(Dataset records)
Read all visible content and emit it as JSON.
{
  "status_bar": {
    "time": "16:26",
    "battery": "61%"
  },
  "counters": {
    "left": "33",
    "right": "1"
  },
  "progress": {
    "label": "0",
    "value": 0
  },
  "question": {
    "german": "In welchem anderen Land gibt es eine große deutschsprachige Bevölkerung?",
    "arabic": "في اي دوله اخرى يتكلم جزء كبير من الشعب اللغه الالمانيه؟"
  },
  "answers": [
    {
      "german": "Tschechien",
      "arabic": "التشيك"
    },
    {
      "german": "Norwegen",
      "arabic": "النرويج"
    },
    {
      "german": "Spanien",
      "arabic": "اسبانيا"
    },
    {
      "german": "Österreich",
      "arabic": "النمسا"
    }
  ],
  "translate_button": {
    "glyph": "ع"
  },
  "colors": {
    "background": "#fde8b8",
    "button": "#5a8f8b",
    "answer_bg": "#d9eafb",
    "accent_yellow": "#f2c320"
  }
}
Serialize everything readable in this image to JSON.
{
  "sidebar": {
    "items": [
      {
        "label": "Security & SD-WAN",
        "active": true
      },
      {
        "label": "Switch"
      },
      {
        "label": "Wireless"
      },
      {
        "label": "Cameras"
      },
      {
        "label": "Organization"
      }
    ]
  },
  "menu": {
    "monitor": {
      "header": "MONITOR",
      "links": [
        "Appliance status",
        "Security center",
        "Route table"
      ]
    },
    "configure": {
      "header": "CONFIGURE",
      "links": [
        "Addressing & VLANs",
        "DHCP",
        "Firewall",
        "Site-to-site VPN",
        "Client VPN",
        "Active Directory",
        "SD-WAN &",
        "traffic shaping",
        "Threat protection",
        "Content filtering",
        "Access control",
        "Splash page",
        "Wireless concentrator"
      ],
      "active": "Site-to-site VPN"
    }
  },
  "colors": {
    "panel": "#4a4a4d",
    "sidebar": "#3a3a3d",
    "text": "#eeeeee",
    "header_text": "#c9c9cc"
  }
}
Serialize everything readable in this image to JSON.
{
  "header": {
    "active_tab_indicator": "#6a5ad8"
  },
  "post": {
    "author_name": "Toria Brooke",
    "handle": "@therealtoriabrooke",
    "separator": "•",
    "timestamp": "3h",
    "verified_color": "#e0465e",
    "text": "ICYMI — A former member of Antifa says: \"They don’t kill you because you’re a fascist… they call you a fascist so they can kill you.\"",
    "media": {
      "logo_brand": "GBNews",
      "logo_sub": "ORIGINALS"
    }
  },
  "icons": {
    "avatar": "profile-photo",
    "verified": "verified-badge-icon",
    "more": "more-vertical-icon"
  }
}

● Task to carry out
Reproduce all of the data exactly as given.

● Finished exercise
Read all visible content and emit it as JSON.
{
  "status_bar": {
    "time": "16:26",
    "battery": "61%"
  },
  "counters": {
    "left": "33",
    "right": "1"
  },
  "progress": {
    "label": "0",
    "value": 0
  },
  "question": {
    "german": "In welchem anderen Land gibt es eine große deutschsprachige Bevölkerung?",
    "arabic": "في اي دوله اخرى يتكلم جزء كبير من الشعب اللغه الالمانيه؟"
  },
  "answers": [
    {
      "german": "Tschechien",
      "arabic": "التشيك"
    },
    {
      "german": "Norwegen",
      "arabic": "النرويج"
    },
    {
      "german": "Spanien",
      "arabic": "اسبانيا"
    },
    {
      "german": "Österreich",
      "arabic": "النمسا"
    }
  ],
  "translate_button": {
    "glyph": "ع"
  },
  "colors": {
    "background": "#fde8b8",
    "button": "#5a8f8b",
    "answer_bg": "#d9eafb",
    "accent_yellow": "#f2c320"
  }
}
Serialize everything readable in this image to JSON.
{
  "sidebar": {
    "items": [
      {
        "label": "Security & SD-WAN",
        "active": true
      },
      {
        "label": "Switch"
      },
      {
        "label": "Wireless"
      },
      {
        "label": "Cameras"
      },
      {
        "label": "Organization"
      }
    ]
  },
  "menu": {
    "monitor": {
      "header": "MONITOR",
      "links": [
        "Appliance status",
        "Security center",
        "Route table"
      ]
    },
    "configure": {
      "header": "CONFIGURE",
      "links": [
        "Addressing & VLANs",
        "DHCP",
        "Firewall",
        "Site-to-site VPN",
        "Client VPN",
        "Active Directory",
        "SD-WAN &",
        "traffic shaping",
        "Threat protection",
        "Content filtering",
        "Access control",
        "Splash page",
        "Wireless concentrator"
      ],
      "active": "Site-to-site VPN"
    }
  },
  "colors": {
    "panel": "#4a4a4d",
    "sidebar": "#3a3a3d",
    "text": "#eeeeee",
    "header_text": "#c9c9cc"
  }
}
Serialize everything readable in this image to JSON.
{
  "header": {
    "active_tab_indicator": "#6a5ad8"
  },
  "post": {
    "author_name": "Toria Brooke",
    "handle": "@therealtoriabrooke",
    "separator": "•",
    "timestamp": "3h",
    "verified_color": "#e0465e",
    "text": "ICYMI — A former member of Antifa says: \"They don’t kill you because you’re a fascist… they call you a fascist so they can kill you.\"",
    "media": {
      "logo_brand": "GBNews",
      "logo_sub": "ORIGINALS"
    }
  },
  "icons": {
    "avatar": "profile-photo",
    "verified": "verified-badge-icon",
    "more": "more-vertical-icon"
  }
}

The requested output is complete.